"""

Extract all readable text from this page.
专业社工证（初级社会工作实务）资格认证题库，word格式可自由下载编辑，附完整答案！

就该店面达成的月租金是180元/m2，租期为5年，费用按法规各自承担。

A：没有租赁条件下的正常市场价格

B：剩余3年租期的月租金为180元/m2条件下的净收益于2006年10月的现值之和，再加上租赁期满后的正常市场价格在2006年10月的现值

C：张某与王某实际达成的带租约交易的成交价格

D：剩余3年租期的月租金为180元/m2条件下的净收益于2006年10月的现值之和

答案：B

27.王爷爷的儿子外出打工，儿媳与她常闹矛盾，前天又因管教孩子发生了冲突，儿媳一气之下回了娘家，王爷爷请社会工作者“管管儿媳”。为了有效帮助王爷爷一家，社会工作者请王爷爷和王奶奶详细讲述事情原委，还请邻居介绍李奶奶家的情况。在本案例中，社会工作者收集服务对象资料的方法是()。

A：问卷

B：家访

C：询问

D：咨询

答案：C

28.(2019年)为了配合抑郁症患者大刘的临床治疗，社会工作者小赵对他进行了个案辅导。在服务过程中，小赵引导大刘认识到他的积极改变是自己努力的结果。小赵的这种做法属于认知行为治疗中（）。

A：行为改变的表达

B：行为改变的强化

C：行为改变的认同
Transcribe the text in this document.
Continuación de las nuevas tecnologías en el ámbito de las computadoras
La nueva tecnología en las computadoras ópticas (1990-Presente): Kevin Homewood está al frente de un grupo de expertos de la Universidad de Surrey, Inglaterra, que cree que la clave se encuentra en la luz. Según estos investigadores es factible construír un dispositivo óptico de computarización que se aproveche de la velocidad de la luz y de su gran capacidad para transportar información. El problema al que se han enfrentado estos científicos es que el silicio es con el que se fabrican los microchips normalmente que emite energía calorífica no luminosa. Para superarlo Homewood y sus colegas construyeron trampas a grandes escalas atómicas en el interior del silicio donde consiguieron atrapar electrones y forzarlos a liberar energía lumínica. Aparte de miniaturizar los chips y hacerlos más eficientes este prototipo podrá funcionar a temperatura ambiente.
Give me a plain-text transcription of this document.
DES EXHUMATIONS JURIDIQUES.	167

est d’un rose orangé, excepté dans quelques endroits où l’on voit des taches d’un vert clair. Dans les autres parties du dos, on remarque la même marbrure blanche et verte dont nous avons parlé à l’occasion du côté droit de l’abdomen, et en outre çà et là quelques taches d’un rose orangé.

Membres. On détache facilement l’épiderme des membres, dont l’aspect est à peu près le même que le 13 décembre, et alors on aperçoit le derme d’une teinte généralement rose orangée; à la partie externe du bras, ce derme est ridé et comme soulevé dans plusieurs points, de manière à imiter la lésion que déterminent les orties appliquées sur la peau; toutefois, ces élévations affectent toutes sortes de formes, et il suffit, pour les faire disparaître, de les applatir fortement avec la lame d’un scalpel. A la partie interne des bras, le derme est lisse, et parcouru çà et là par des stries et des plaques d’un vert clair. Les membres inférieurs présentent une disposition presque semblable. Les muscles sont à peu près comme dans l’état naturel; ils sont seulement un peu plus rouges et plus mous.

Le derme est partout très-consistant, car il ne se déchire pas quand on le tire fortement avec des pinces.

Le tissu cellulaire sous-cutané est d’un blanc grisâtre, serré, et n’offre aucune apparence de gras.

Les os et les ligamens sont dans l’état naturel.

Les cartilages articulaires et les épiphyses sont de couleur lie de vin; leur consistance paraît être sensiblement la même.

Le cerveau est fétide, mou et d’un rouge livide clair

"""

Print out the whole listing exactly as it appears.

**SOLUTION TO THE PROBLEM:**
Extract all readable text from this page.
专业社工证（初级社会工作实务）资格认证题库，word格式可自由下载编辑，附完整答案！

就该店面达成的月租金是180元/m2，租期为5年，费用按法规各自承担。

A：没有租赁条件下的正常市场价格

B：剩余3年租期的月租金为180元/m2条件下的净收益于2006年10月的现值之和，再加上租赁期满后的正常市场价格在2006年10月的现值

C：张某与王某实际达成的带租约交易的成交价格

D：剩余3年租期的月租金为180元/m2条件下的净收益于2006年10月的现值之和

答案：B

27.王爷爷的儿子外出打工，儿媳与她常闹矛盾，前天又因管教孩子发生了冲突，儿媳一气之下回了娘家，王爷爷请社会工作者“管管儿媳”。为了有效帮助王爷爷一家，社会工作者请王爷爷和王奶奶详细讲述事情原委，还请邻居介绍李奶奶家的情况。在本案例中，社会工作者收集服务对象资料的方法是()。

A：问卷

B：家访

C：询问

D：咨询

答案：C

28.(2019年)为了配合抑郁症患者大刘的临床治疗，社会工作者小赵对他进行了个案辅导。在服务过程中，小赵引导大刘认识到他的积极改变是自己努力的结果。小赵的这种做法属于认知行为治疗中（）。

A：行为改变的表达

B：行为改变的强化

C：行为改变的认同
Transcribe the text in this document.
Continuación de las nuevas tecnologías en el ámbito de las computadoras
La nueva tecnología en las computadoras ópticas (1990-Presente): Kevin Homewood está al frente de un grupo de expertos de la Universidad de Surrey, Inglaterra, que cree que la clave se encuentra en la luz. Según estos investigadores es factible construír un dispositivo óptico de computarización que se aproveche de la velocidad de la luz y de su gran capacidad para transportar información. El problema al que se han enfrentado estos científicos es que el silicio es con el que se fabrican los microchips normalmente que emite energía calorífica no luminosa. Para superarlo Homewood y sus colegas construyeron trampas a grandes escalas atómicas en el interior del silicio donde consiguieron atrapar electrones y forzarlos a liberar energía lumínica. Aparte de miniaturizar los chips y hacerlos más eficientes este prototipo podrá funcionar a temperatura ambiente.
Give me a plain-text transcription of this document.
DES EXHUMATIONS JURIDIQUES.	167

est d’un rose orangé, excepté dans quelques endroits où l’on voit des taches d’un vert clair. Dans les autres parties du dos, on remarque la même marbrure blanche et verte dont nous avons parlé à l’occasion du côté droit de l’abdomen, et en outre çà et là quelques taches d’un rose orangé.

Membres. On détache facilement l’épiderme des membres, dont l’aspect est à peu près le même que le 13 décembre, et alors on aperçoit le derme d’une teinte généralement rose orangée; à la partie externe du bras, ce derme est ridé et comme soulevé dans plusieurs points, de manière à imiter la lésion que déterminent les orties appliquées sur la peau; toutefois, ces élévations affectent toutes sortes de formes, et il suffit, pour les faire disparaître, de les applatir fortement avec la lame d’un scalpel. A la partie interne des bras, le derme est lisse, et parcouru çà et là par des stries et des plaques d’un vert clair. Les membres inférieurs présentent une disposition presque semblable. Les muscles sont à peu près comme dans l’état naturel; ils sont seulement un peu plus rouges et plus mous.

Le derme est partout très-consistant, car il ne se déchire pas quand on le tire fortement avec des pinces.

Le tissu cellulaire sous-cutané est d’un blanc grisâtre, serré, et n’offre aucune apparence de gras.

Les os et les ligamens sont dans l’état naturel.

Les cartilages articulaires et les épiphyses sont de couleur lie de vin; leur consistance paraît être sensiblement la même.

Le cerveau est fétide, mou et d’un rouge livide clair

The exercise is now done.